[Recorded data]
################

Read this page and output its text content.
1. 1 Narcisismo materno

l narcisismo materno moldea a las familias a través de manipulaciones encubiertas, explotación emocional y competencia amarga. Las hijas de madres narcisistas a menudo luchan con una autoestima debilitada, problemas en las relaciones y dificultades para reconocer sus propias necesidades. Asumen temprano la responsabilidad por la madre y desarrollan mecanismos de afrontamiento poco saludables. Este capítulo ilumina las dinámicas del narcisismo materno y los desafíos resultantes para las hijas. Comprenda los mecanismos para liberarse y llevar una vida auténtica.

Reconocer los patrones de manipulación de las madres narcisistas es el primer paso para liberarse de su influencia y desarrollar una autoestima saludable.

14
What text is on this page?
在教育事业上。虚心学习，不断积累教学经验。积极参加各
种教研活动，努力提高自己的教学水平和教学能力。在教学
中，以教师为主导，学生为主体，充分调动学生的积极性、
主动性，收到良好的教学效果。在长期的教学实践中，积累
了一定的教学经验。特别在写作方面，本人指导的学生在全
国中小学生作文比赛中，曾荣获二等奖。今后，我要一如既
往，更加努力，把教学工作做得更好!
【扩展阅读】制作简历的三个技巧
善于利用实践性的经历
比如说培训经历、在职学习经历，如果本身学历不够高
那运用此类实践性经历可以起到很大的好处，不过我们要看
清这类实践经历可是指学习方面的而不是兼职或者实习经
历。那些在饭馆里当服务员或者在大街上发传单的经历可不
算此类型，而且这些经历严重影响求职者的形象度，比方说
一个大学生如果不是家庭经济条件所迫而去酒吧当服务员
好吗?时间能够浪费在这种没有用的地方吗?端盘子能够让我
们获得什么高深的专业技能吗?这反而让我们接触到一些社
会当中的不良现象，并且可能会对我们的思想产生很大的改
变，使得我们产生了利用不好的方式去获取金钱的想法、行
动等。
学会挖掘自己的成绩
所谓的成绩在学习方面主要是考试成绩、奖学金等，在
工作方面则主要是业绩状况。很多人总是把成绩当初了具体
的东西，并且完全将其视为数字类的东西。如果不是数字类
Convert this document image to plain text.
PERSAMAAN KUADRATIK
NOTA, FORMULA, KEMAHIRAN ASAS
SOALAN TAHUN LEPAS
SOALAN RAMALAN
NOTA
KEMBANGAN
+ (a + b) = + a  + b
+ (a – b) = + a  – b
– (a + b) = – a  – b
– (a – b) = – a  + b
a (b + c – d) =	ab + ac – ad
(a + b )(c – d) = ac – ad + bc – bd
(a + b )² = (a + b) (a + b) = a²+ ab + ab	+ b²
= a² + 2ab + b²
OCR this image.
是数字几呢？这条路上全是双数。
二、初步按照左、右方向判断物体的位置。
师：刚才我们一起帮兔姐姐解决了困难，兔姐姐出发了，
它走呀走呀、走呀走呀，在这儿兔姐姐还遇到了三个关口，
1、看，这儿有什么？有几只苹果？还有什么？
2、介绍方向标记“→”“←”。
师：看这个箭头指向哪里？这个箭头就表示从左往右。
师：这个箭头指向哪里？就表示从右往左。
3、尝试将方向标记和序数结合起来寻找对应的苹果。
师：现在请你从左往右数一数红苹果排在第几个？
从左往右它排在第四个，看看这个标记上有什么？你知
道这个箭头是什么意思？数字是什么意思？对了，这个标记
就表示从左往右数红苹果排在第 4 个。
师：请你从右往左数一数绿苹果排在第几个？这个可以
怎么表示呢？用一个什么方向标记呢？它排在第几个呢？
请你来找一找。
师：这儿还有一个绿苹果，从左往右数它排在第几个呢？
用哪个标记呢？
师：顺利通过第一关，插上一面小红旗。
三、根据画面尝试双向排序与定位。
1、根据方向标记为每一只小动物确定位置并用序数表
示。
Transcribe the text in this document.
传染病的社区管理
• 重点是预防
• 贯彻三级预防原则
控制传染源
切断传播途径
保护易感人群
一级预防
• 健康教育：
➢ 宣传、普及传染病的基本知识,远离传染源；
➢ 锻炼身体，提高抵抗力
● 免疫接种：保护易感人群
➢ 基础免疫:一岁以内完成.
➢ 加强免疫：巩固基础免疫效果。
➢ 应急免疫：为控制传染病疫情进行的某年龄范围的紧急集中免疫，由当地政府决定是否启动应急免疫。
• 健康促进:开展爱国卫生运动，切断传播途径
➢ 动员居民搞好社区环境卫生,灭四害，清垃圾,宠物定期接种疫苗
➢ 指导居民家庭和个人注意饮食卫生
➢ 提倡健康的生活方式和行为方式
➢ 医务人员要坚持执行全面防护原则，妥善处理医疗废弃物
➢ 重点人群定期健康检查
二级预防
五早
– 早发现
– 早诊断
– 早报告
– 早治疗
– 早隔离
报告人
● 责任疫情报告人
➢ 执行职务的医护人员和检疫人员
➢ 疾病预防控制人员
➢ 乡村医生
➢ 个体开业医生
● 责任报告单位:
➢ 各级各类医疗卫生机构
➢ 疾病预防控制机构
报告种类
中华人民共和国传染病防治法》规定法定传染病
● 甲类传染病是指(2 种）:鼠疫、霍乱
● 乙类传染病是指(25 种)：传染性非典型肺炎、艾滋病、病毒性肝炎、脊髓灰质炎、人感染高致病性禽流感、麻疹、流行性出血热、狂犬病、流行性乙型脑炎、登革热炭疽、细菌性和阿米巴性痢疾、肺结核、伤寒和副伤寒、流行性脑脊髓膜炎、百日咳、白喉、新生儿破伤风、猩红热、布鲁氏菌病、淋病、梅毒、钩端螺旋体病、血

################

Work instructions
Retype the listing. Match it exactly.

Written reply
Read this page and output its text content.
1. 1 Narcisismo materno

l narcisismo materno moldea a las familias a través de manipulaciones encubiertas, explotación emocional y competencia amarga. Las hijas de madres narcisistas a menudo luchan con una autoestima debilitada, problemas en las relaciones y dificultades para reconocer sus propias necesidades. Asumen temprano la responsabilidad por la madre y desarrollan mecanismos de afrontamiento poco saludables. Este capítulo ilumina las dinámicas del narcisismo materno y los desafíos resultantes para las hijas. Comprenda los mecanismos para liberarse y llevar una vida auténtica.

Reconocer los patrones de manipulación de las madres narcisistas es el primer paso para liberarse de su influencia y desarrollar una autoestima saludable.

14
What text is on this page?
在教育事业上。虚心学习，不断积累教学经验。积极参加各
种教研活动，努力提高自己的教学水平和教学能力。在教学
中，以教师为主导，学生为主体，充分调动学生的积极性、
主动性，收到良好的教学效果。在长期的教学实践中，积累
了一定的教学经验。特别在写作方面，本人指导的学生在全
国中小学生作文比赛中，曾荣获二等奖。今后，我要一如既
往，更加努力，把教学工作做得更好!
【扩展阅读】制作简历的三个技巧
善于利用实践性的经历
比如说培训经历、在职学习经历，如果本身学历不够高
那运用此类实践性经历可以起到很大的好处，不过我们要看
清这类实践经历可是指学习方面的而不是兼职或者实习经
历。那些在饭馆里当服务员或者在大街上发传单的经历可不
算此类型，而且这些经历严重影响求职者的形象度，比方说
一个大学生如果不是家庭经济条件所迫而去酒吧当服务员
好吗?时间能够浪费在这种没有用的地方吗?端盘子能够让我
们获得什么高深的专业技能吗?这反而让我们接触到一些社
会当中的不良现象，并且可能会对我们的思想产生很大的改
变，使得我们产生了利用不好的方式去获取金钱的想法、行
动等。
学会挖掘自己的成绩
所谓的成绩在学习方面主要是考试成绩、奖学金等，在
工作方面则主要是业绩状况。很多人总是把成绩当初了具体
的东西，并且完全将其视为数字类的东西。如果不是数字类
Convert this document image to plain text.
PERSAMAAN KUADRATIK
NOTA, FORMULA, KEMAHIRAN ASAS
SOALAN TAHUN LEPAS
SOALAN RAMALAN
NOTA
KEMBANGAN
+ (a + b) = + a  + b
+ (a – b) = + a  – b
– (a + b) = – a  – b
– (a – b) = – a  + b
a (b + c – d) =	ab + ac – ad
(a + b )(c – d) = ac – ad + bc – bd
(a + b )² = (a + b) (a + b) = a²+ ab + ab	+ b²
= a² + 2ab + b²
OCR this image.
是数字几呢？这条路上全是双数。
二、初步按照左、右方向判断物体的位置。
师：刚才我们一起帮兔姐姐解决了困难，兔姐姐出发了，
它走呀走呀、走呀走呀，在这儿兔姐姐还遇到了三个关口，
1、看，这儿有什么？有几只苹果？还有什么？
2、介绍方向标记“→”“←”。
师：看这个箭头指向哪里？这个箭头就表示从左往右。
师：这个箭头指向哪里？就表示从右往左。
3、尝试将方向标记和序数结合起来寻找对应的苹果。
师：现在请你从左往右数一数红苹果排在第几个？
从左往右它排在第四个，看看这个标记上有什么？你知
道这个箭头是什么意思？数字是什么意思？对了，这个标记
就表示从左往右数红苹果排在第 4 个。
师：请你从右往左数一数绿苹果排在第几个？这个可以
怎么表示呢？用一个什么方向标记呢？它排在第几个呢？
请你来找一找。
师：这儿还有一个绿苹果，从左往右数它排在第几个呢？
用哪个标记呢？
师：顺利通过第一关，插上一面小红旗。
三、根据画面尝试双向排序与定位。
1、根据方向标记为每一只小动物确定位置并用序数表
示。
Transcribe the text in this document.
传染病的社区管理
• 重点是预防
• 贯彻三级预防原则
控制传染源
切断传播途径
保护易感人群
一级预防
• 健康教育：
➢ 宣传、普及传染病的基本知识,远离传染源；
➢ 锻炼身体，提高抵抗力
● 免疫接种：保护易感人群
➢ 基础免疫:一岁以内完成.
➢ 加强免疫：巩固基础免疫效果。
➢ 应急免疫：为控制传染病疫情进行的某年龄范围的紧急集中免疫，由当地政府决定是否启动应急免疫。
• 健康促进:开展爱国卫生运动，切断传播途径
➢ 动员居民搞好社区环境卫生,灭四害，清垃圾,宠物定期接种疫苗
➢ 指导居民家庭和个人注意饮食卫生
➢ 提倡健康的生活方式和行为方式
➢ 医务人员要坚持执行全面防护原则，妥善处理医疗废弃物
➢ 重点人群定期健康检查
二级预防
五早
– 早发现
– 早诊断
– 早报告
– 早治疗
– 早隔离
报告人
● 责任疫情报告人
➢ 执行职务的医护人员和检疫人员
➢ 疾病预防控制人员
➢ 乡村医生
➢ 个体开业医生
● 责任报告单位:
➢ 各级各类医疗卫生机构
➢ 疾病预防控制机构
报告种类
中华人民共和国传染病防治法》规定法定传染病
● 甲类传染病是指(2 种）:鼠疫、霍乱
● 乙类传染病是指(25 种)：传染性非典型肺炎、艾滋病、病毒性肝炎、脊髓灰质炎、人感染高致病性禽流感、麻疹、流行性出血热、狂犬病、流行性乙型脑炎、登革热炭疽、细菌性和阿米巴性痢疾、肺结核、伤寒和副伤寒、流行性脑脊髓膜炎、百日咳、白喉、新生儿破伤风、猩红热、布鲁氏菌病、淋病、梅毒、钩端螺旋体病、血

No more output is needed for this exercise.